# DIRECTION
Copy word for word the lines from the start of the records through the line that contains "- data-point: [372, 190, 376, 194]", both included.

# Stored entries

**********

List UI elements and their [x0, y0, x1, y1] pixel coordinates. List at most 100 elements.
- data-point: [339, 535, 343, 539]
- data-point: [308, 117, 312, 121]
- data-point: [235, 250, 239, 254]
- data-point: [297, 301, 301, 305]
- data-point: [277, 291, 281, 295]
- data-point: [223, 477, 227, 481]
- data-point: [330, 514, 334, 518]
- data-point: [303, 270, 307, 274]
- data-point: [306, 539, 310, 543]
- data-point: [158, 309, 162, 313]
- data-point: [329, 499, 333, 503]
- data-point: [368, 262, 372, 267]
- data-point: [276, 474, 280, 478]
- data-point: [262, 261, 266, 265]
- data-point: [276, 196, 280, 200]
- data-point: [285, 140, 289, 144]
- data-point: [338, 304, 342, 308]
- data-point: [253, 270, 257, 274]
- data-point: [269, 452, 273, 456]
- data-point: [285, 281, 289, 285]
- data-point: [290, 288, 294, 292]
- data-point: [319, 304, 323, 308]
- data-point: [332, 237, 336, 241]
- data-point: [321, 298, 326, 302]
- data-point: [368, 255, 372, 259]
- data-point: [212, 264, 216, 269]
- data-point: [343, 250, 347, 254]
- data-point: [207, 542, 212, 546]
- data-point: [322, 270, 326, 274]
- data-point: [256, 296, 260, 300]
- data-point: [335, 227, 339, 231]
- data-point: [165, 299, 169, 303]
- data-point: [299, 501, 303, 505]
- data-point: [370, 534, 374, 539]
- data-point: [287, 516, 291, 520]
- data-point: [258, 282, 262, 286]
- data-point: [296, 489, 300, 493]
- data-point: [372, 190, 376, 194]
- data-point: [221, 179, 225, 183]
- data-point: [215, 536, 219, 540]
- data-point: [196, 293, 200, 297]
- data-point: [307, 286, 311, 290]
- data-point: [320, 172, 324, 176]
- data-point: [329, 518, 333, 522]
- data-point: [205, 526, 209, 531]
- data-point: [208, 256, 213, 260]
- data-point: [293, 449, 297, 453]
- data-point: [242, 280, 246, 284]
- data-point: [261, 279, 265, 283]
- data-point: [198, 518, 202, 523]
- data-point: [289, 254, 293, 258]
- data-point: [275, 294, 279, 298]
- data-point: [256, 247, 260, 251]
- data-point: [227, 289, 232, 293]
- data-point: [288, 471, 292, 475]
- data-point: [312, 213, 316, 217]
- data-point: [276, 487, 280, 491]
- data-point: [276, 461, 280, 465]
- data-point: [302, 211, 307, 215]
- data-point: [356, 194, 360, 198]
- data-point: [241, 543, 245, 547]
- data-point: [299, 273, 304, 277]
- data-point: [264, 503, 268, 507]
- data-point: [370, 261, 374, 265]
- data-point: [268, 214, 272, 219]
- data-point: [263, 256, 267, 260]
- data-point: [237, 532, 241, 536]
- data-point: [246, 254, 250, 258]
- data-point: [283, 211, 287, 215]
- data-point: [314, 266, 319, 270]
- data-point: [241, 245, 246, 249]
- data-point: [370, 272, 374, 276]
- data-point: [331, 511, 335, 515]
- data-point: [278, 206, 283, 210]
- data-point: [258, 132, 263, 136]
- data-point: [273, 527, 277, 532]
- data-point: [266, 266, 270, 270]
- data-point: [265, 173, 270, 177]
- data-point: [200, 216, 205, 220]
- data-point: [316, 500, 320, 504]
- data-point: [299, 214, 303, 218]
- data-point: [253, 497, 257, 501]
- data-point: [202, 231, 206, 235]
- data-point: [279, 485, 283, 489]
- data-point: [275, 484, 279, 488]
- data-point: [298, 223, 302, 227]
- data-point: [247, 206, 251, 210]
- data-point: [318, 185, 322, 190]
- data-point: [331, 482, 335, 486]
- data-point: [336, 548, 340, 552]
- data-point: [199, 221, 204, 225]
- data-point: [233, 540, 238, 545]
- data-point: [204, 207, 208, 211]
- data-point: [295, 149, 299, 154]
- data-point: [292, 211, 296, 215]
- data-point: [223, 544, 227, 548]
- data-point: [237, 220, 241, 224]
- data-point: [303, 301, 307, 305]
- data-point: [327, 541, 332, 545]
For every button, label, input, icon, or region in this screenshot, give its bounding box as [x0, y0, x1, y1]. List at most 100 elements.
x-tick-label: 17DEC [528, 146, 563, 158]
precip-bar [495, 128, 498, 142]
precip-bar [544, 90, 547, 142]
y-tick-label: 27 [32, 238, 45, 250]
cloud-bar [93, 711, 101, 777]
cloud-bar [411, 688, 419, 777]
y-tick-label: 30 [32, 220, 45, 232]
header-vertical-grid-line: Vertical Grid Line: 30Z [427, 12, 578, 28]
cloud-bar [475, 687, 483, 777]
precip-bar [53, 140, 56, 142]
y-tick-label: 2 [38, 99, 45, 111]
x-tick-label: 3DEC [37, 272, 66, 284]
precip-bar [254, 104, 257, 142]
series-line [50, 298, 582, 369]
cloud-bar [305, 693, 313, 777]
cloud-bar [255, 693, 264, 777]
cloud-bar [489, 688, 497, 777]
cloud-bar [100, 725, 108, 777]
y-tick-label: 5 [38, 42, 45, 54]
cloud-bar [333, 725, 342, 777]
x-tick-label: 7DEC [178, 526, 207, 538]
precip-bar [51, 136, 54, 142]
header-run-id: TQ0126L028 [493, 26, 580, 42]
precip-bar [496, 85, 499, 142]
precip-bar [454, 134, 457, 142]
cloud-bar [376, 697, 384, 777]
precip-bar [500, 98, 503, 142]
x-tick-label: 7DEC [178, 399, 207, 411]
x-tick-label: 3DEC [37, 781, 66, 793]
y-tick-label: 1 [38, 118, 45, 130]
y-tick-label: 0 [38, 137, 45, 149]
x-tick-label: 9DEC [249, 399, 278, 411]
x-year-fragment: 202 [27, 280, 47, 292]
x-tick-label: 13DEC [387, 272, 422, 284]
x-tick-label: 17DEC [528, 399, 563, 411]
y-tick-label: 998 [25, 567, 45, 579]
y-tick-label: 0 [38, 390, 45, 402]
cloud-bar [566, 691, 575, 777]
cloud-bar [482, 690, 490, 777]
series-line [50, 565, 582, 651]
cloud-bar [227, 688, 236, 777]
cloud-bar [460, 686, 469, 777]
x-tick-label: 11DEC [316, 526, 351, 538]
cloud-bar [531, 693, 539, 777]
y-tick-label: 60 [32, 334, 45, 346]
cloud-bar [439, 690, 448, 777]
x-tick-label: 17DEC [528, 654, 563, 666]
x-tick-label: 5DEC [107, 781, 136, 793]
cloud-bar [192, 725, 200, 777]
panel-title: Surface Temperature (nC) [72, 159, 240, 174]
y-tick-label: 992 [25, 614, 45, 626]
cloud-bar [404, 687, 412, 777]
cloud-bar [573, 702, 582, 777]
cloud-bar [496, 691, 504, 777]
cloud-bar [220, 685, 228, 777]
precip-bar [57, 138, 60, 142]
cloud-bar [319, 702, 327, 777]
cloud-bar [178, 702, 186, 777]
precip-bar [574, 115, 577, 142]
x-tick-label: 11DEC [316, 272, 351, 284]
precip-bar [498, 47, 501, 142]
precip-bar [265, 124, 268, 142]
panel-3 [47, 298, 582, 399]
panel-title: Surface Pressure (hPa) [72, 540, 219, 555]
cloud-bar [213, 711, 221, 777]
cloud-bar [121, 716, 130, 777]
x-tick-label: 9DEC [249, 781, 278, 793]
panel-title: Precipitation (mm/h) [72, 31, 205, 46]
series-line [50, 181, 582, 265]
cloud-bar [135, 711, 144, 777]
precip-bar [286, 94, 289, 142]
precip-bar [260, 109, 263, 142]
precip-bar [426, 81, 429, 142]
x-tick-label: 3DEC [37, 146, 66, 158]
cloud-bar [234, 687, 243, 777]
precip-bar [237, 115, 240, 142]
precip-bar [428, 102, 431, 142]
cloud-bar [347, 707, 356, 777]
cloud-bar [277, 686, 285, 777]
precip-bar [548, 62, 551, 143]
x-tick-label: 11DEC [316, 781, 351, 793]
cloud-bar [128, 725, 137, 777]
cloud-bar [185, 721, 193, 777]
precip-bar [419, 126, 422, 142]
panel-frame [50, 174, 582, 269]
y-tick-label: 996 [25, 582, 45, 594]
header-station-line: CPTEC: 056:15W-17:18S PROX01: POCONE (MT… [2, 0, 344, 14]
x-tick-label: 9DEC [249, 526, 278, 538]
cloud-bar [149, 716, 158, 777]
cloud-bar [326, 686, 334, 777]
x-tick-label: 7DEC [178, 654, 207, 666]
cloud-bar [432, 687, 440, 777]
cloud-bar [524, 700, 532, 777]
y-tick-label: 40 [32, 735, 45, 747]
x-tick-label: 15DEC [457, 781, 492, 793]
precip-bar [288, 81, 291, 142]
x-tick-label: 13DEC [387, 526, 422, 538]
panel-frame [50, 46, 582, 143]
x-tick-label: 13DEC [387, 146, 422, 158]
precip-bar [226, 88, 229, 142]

**********

# RESPONSE TO THE EXERCISE
List UI elements and their [x0, y0, x1, y1] pixel coordinates. List at most 100 elements.
- data-point: [339, 535, 343, 539]
- data-point: [308, 117, 312, 121]
- data-point: [235, 250, 239, 254]
- data-point: [297, 301, 301, 305]
- data-point: [277, 291, 281, 295]
- data-point: [223, 477, 227, 481]
- data-point: [330, 514, 334, 518]
- data-point: [303, 270, 307, 274]
- data-point: [306, 539, 310, 543]
- data-point: [158, 309, 162, 313]
- data-point: [329, 499, 333, 503]
- data-point: [368, 262, 372, 267]
- data-point: [276, 474, 280, 478]
- data-point: [262, 261, 266, 265]
- data-point: [276, 196, 280, 200]
- data-point: [285, 140, 289, 144]
- data-point: [338, 304, 342, 308]
- data-point: [253, 270, 257, 274]
- data-point: [269, 452, 273, 456]
- data-point: [285, 281, 289, 285]
- data-point: [290, 288, 294, 292]
- data-point: [319, 304, 323, 308]
- data-point: [332, 237, 336, 241]
- data-point: [321, 298, 326, 302]
- data-point: [368, 255, 372, 259]
- data-point: [212, 264, 216, 269]
- data-point: [343, 250, 347, 254]
- data-point: [207, 542, 212, 546]
- data-point: [322, 270, 326, 274]
- data-point: [256, 296, 260, 300]
- data-point: [335, 227, 339, 231]
- data-point: [165, 299, 169, 303]
- data-point: [299, 501, 303, 505]
- data-point: [370, 534, 374, 539]
- data-point: [287, 516, 291, 520]
- data-point: [258, 282, 262, 286]
- data-point: [296, 489, 300, 493]
- data-point: [372, 190, 376, 194]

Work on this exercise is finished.